## STATED TASK
Find every line of the listing below where "data" appears, and copy it.

--- BEGIN SUPPLIED MATERIAL ---

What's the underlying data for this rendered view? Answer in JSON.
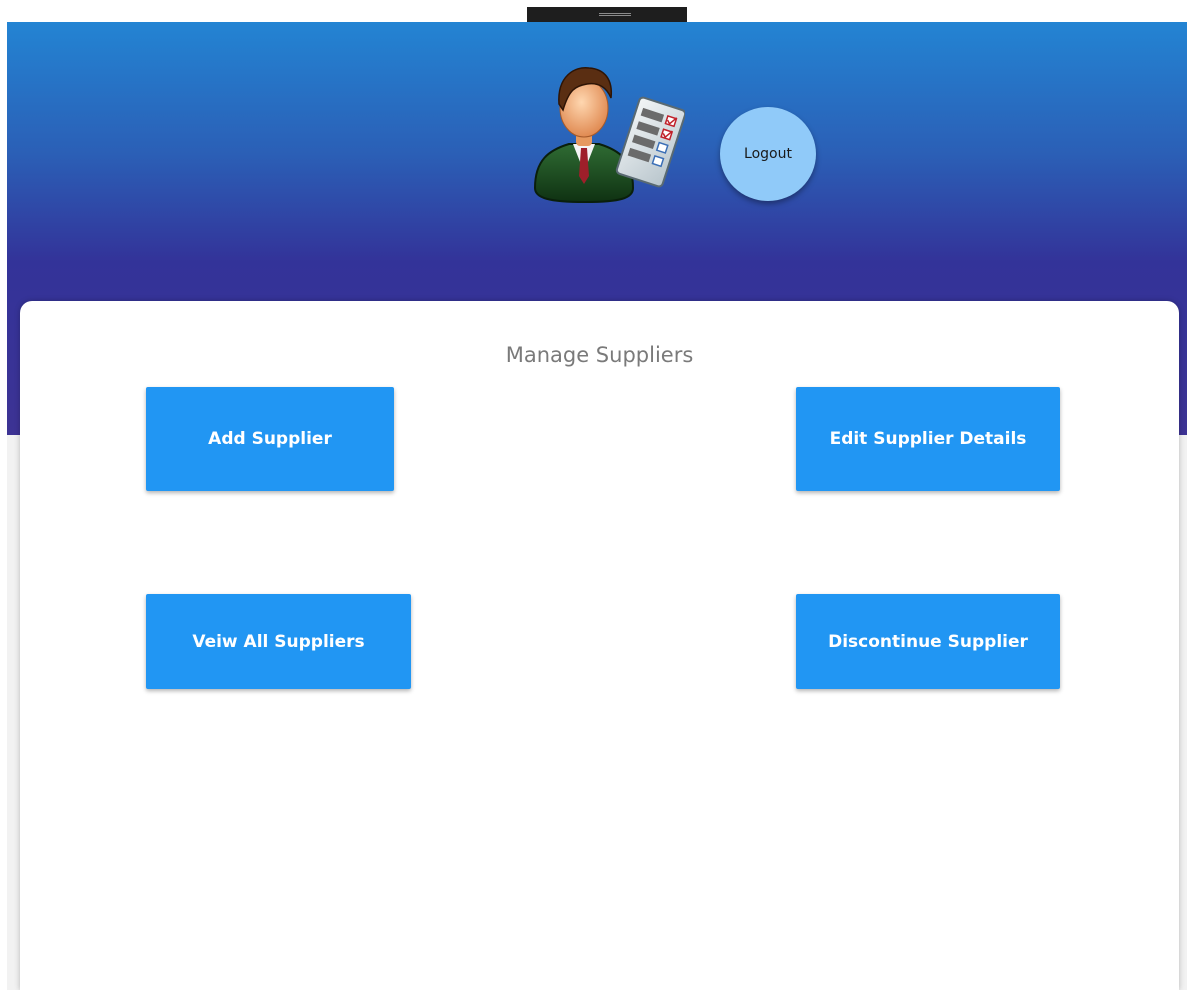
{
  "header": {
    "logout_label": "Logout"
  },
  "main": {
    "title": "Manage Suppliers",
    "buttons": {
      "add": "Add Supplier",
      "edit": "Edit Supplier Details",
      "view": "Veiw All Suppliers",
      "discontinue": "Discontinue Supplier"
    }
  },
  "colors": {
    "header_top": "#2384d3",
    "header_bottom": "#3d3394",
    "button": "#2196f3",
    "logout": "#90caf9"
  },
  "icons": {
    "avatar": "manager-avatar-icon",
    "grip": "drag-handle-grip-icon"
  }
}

--- END SUPPLIED MATERIAL ---
--- BEGIN SUPPLIED MATERIAL ---

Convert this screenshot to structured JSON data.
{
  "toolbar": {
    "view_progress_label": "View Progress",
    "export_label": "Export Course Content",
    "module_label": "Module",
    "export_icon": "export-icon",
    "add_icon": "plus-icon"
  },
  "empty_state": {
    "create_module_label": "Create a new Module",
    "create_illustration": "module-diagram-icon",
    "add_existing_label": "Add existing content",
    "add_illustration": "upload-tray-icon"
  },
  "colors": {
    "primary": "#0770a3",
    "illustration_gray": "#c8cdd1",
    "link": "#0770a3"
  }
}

--- END SUPPLIED MATERIAL ---

## SOLUTION TO THE EXERCISE
What's the underlying data for this rendered view? Answer in JSON.
Convert this screenshot to structured JSON data.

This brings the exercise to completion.